PROBLEM TO SOLVE: Gather from the listing below each line that includes the word "Training", and copy it.

>>>>>

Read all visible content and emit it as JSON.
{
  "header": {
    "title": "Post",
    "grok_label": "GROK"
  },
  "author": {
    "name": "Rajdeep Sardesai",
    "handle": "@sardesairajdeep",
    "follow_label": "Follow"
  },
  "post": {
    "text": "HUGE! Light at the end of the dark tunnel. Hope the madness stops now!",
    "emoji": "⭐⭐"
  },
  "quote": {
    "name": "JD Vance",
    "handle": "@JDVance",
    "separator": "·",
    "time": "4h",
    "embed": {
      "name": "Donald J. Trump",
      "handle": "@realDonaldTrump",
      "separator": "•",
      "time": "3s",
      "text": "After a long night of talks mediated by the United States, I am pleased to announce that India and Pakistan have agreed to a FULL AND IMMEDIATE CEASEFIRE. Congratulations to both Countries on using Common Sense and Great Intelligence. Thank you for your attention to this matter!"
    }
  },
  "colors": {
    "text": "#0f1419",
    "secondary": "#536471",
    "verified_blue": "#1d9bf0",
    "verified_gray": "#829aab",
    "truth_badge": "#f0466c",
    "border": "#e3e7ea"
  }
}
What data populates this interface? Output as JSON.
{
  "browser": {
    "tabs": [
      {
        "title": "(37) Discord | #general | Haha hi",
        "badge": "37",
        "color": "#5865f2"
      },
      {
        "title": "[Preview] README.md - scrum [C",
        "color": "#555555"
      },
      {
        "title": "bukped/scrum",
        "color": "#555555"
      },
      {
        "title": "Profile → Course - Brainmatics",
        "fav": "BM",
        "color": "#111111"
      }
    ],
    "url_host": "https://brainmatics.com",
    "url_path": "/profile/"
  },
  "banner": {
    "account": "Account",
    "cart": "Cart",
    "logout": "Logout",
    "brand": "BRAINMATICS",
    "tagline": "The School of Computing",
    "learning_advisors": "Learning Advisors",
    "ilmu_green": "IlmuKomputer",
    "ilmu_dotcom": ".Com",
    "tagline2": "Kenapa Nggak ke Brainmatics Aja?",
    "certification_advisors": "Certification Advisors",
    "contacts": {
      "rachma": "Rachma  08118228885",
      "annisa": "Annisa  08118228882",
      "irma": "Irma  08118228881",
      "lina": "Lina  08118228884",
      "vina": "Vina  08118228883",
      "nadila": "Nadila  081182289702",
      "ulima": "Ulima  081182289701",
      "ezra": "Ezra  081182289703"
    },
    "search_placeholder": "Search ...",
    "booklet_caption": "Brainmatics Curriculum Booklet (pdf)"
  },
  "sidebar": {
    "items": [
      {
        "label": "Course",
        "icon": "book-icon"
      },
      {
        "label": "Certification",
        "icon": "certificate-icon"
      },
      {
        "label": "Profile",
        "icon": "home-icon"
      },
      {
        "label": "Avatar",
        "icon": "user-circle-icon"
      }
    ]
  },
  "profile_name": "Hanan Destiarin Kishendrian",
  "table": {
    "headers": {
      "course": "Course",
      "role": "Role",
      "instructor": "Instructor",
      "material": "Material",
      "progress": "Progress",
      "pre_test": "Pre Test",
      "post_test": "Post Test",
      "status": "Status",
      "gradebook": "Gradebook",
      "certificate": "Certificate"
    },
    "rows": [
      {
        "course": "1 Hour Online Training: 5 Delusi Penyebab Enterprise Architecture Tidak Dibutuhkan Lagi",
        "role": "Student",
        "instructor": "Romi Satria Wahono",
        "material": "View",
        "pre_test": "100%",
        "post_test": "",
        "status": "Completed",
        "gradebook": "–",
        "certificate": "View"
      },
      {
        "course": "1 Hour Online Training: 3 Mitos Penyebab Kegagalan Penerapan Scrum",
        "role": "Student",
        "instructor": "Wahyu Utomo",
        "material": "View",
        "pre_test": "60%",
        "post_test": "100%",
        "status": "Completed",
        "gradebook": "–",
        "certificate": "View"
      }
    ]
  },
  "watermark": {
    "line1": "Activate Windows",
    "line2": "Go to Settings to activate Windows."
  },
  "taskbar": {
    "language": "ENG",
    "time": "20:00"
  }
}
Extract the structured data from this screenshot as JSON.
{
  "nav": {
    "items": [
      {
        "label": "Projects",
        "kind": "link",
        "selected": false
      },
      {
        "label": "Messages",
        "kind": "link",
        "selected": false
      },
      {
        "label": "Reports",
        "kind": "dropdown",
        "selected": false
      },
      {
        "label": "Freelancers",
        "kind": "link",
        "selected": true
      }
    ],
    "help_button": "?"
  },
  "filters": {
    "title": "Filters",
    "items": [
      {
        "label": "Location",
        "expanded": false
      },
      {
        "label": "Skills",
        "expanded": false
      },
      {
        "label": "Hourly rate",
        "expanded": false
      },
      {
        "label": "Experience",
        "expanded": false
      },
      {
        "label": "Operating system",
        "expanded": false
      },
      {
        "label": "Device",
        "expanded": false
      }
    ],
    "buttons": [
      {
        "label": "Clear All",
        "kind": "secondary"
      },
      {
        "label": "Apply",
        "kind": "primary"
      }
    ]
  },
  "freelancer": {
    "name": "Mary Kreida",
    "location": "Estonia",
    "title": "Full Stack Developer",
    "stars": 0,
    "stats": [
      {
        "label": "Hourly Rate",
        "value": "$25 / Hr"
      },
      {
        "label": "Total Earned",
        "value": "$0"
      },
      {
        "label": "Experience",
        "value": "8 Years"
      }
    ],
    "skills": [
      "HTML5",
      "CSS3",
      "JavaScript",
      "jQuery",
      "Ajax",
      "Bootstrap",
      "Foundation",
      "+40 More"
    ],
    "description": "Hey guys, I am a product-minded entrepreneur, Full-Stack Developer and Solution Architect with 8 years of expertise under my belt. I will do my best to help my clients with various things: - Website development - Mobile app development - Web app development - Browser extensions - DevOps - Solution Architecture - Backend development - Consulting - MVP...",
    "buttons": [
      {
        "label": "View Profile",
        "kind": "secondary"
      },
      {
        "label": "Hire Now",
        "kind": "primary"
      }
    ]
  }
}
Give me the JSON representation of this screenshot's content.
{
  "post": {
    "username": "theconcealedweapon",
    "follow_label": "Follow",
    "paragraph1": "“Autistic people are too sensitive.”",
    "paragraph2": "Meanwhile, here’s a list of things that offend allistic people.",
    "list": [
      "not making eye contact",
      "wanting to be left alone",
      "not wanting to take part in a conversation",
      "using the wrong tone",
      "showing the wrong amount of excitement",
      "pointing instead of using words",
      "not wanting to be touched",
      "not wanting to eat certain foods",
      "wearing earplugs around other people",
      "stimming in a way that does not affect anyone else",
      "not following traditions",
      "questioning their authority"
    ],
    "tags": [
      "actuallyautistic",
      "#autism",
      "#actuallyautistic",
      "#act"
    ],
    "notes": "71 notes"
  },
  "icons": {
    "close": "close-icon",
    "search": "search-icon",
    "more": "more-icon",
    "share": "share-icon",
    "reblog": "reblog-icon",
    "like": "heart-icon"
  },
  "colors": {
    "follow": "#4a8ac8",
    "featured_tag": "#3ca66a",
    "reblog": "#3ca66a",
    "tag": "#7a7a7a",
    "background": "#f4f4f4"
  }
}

<<<<<

SOLUTION TO THIS EXERCISE:
        "course": "1 Hour Online Training: 5 Delusi Penyebab Enterprise Architecture Tidak Dibutuhkan Lagi",
        "course": "1 Hour Online Training: 3 Mitos Penyebab Kegagalan Penerapan Scrum",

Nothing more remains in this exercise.